## Start ENTRIES PROVIDED
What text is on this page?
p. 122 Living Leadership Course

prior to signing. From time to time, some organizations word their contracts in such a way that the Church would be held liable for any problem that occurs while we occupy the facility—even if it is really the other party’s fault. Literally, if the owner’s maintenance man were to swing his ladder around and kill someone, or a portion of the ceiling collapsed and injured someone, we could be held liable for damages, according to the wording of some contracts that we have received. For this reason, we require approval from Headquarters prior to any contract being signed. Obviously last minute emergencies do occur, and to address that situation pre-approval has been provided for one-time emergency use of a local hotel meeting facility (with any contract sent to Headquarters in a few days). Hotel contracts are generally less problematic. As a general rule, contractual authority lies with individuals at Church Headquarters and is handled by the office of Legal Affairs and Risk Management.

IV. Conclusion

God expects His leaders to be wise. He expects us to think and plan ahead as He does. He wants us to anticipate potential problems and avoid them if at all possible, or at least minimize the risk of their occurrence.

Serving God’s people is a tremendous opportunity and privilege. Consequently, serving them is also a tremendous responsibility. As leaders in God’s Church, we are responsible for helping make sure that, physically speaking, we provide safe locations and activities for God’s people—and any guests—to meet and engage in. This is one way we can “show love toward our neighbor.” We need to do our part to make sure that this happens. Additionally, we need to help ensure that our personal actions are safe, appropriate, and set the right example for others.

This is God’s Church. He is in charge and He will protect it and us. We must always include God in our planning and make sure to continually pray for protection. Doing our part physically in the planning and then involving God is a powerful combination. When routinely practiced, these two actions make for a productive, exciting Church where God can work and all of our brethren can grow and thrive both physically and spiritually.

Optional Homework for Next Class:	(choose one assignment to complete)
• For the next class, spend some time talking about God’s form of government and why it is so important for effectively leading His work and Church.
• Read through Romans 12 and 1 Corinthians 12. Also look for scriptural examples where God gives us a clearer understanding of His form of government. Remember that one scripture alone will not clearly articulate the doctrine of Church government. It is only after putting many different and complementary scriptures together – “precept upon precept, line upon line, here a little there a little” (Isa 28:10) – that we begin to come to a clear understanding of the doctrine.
## End ENTRIES PROVIDED
## Start ENTRIES PROVIDED
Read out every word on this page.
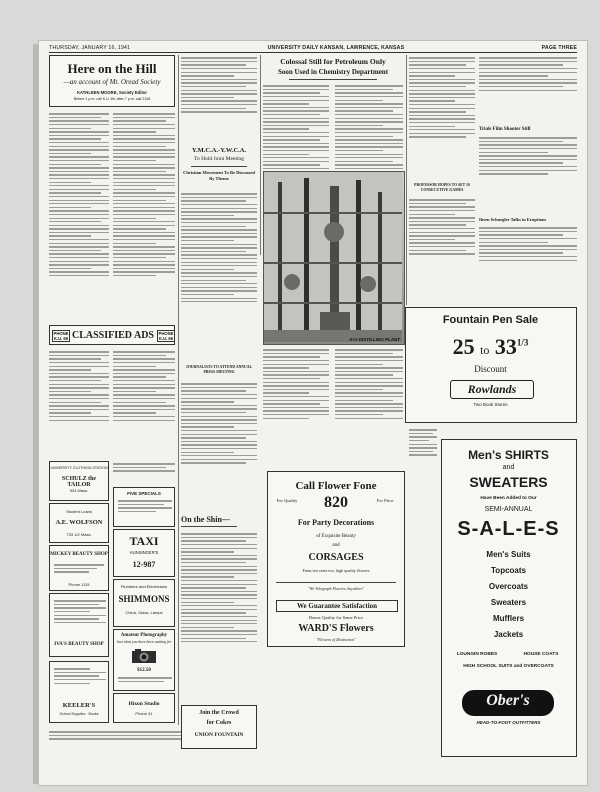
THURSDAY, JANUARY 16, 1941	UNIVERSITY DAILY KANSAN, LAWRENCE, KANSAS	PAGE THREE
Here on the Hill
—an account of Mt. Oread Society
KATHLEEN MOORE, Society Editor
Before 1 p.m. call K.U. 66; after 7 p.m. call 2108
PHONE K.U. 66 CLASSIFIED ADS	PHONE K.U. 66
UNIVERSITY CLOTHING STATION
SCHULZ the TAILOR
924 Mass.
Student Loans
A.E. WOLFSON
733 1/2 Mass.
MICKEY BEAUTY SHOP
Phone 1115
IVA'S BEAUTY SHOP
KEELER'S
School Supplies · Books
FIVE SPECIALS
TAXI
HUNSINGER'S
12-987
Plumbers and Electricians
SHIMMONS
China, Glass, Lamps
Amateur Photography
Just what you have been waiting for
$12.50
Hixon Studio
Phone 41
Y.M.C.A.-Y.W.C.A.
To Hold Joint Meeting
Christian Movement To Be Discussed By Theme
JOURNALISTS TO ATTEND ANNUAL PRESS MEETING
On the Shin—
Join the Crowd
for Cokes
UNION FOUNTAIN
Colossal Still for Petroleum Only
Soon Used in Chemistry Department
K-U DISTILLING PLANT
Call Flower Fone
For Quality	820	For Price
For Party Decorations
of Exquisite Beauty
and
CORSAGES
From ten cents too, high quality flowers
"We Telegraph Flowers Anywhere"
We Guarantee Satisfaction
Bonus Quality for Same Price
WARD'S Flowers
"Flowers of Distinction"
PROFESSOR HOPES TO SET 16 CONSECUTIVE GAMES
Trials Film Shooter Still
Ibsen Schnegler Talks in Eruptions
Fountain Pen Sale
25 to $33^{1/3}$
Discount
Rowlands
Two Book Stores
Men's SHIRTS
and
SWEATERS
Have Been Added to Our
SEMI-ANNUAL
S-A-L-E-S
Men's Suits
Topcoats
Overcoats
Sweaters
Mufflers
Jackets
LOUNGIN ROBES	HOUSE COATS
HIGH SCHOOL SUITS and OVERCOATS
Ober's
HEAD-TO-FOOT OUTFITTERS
## End ENTRIES PROVIDED
## Start ENTRIES PROVIDED
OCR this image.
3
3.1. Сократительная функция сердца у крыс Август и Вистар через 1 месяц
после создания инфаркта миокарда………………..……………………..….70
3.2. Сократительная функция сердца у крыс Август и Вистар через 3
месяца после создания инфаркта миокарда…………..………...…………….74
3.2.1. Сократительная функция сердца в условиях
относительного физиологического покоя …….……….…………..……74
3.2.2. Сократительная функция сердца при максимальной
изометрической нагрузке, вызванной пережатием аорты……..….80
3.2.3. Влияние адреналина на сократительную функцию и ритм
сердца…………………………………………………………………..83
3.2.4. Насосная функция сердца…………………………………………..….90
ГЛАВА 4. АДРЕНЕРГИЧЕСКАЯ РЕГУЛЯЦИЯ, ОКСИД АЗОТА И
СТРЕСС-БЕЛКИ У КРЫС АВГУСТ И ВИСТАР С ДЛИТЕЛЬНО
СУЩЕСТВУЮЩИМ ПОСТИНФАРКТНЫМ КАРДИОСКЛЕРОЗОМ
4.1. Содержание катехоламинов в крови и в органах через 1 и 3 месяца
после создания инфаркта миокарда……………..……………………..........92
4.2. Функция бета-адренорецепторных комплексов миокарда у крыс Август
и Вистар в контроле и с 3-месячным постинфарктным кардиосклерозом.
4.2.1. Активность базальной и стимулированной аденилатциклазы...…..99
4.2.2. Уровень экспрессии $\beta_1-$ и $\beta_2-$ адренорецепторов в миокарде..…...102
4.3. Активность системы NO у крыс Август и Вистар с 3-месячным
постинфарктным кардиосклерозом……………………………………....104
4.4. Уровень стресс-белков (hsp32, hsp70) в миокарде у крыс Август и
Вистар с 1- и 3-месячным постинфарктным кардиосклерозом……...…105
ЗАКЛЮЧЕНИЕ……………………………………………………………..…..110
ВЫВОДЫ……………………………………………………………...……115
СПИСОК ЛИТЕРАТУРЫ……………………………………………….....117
## End ENTRIES PROVIDED
REQUIRED WORK:
Give nothing but the number of lines containing the string "миокарде".

ANSWER:
2